*** RECORDS FOR THE TASK

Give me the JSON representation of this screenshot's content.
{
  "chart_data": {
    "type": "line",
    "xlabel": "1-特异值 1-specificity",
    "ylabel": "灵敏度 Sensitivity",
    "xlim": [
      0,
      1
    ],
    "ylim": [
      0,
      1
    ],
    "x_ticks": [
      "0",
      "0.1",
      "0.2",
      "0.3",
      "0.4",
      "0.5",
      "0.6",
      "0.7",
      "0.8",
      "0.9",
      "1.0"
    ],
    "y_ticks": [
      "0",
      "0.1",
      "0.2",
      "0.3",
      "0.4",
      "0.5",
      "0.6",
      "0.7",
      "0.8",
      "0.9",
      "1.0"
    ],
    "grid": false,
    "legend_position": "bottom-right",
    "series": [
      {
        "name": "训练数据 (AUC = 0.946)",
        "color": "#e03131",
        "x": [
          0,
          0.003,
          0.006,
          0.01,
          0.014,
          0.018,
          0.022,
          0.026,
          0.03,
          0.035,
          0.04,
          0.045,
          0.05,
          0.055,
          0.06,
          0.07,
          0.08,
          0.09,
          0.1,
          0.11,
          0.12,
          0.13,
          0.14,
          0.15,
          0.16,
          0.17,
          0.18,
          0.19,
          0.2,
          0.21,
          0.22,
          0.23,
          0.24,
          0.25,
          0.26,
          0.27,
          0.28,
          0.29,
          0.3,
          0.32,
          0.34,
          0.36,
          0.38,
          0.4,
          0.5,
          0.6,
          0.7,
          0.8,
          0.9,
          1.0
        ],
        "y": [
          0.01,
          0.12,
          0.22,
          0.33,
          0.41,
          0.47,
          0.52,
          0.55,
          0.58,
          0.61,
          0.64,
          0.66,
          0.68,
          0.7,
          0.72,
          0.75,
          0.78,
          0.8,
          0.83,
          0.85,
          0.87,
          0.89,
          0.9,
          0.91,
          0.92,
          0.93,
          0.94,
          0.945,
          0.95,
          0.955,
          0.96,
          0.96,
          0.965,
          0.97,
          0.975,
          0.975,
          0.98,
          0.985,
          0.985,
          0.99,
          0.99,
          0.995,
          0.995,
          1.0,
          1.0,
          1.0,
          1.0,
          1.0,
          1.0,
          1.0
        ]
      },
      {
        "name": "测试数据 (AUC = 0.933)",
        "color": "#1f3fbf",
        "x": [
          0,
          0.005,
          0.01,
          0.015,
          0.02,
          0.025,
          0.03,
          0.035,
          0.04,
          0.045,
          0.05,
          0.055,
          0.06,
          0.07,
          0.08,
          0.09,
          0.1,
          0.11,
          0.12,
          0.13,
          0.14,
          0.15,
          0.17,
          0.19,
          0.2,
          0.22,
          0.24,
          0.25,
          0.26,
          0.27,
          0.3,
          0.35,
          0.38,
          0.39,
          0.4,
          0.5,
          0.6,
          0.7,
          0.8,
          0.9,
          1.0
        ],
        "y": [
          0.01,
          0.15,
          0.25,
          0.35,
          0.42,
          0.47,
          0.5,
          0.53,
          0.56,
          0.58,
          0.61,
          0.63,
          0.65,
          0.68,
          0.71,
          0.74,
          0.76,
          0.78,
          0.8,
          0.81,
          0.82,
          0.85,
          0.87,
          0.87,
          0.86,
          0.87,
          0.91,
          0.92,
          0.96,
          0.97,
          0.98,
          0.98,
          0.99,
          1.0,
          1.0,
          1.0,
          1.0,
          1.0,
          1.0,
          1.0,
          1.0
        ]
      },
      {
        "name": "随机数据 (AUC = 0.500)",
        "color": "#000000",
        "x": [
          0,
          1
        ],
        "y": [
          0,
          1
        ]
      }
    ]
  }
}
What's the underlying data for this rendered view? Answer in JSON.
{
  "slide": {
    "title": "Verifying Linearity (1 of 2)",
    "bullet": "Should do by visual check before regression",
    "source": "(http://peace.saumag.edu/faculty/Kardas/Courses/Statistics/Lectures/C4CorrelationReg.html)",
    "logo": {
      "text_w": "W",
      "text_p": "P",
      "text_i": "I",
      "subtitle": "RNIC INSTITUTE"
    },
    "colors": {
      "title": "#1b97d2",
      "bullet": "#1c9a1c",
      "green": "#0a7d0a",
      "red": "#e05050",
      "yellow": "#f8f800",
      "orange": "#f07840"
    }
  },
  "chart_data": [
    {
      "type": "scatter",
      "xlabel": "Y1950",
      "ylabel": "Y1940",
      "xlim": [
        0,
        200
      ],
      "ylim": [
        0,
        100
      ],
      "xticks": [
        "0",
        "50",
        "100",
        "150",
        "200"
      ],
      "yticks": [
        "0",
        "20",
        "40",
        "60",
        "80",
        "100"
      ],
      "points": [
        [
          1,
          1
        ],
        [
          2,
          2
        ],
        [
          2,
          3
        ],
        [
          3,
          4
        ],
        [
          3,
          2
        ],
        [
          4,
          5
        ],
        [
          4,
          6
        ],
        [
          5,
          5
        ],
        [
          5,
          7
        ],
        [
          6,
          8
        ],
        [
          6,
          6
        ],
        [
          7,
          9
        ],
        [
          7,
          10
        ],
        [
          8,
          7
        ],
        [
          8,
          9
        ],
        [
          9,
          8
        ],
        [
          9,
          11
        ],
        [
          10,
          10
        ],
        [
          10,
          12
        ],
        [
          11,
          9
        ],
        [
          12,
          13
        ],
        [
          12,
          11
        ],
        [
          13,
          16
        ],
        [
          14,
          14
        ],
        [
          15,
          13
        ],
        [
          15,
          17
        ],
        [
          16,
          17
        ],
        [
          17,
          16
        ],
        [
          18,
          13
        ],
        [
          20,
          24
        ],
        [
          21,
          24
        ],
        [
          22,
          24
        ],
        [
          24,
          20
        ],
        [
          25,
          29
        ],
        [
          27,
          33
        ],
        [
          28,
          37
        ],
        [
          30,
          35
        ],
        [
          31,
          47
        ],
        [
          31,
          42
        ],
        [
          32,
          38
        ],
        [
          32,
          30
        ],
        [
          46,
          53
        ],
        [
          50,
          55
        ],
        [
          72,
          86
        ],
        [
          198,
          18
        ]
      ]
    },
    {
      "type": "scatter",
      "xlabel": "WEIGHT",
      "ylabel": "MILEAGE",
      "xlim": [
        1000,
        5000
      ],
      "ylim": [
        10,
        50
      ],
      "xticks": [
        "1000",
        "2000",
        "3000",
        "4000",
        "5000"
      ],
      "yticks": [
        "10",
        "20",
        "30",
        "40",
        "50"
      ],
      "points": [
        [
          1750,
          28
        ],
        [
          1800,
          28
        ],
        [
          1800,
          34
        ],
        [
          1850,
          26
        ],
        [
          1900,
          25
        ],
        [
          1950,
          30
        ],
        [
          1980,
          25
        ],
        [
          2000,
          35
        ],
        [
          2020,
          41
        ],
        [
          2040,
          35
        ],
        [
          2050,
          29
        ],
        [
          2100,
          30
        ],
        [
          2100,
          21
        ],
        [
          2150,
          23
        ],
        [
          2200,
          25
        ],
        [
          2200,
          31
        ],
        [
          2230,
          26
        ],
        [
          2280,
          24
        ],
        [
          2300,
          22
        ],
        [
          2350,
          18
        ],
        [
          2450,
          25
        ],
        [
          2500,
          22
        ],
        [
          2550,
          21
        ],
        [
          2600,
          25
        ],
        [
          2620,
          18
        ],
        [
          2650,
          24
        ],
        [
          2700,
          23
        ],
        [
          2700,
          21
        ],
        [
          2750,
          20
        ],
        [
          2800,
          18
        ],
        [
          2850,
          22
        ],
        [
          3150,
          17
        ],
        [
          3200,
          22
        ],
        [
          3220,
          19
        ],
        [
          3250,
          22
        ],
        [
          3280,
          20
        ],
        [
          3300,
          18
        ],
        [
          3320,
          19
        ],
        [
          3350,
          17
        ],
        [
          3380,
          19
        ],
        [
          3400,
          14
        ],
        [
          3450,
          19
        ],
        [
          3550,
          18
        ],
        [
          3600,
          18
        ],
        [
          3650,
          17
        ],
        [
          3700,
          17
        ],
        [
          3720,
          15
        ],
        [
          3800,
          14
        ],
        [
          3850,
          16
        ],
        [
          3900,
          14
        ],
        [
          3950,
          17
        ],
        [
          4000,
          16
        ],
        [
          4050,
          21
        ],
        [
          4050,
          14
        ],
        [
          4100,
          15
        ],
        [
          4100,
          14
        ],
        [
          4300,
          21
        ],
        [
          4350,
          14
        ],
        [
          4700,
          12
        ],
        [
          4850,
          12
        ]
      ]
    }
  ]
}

******

▶ [REQUIRED WORK]:
Report how many lines of the preceding records include "name". Output the number only.

▶ [CORRECT OUTPUT]:
3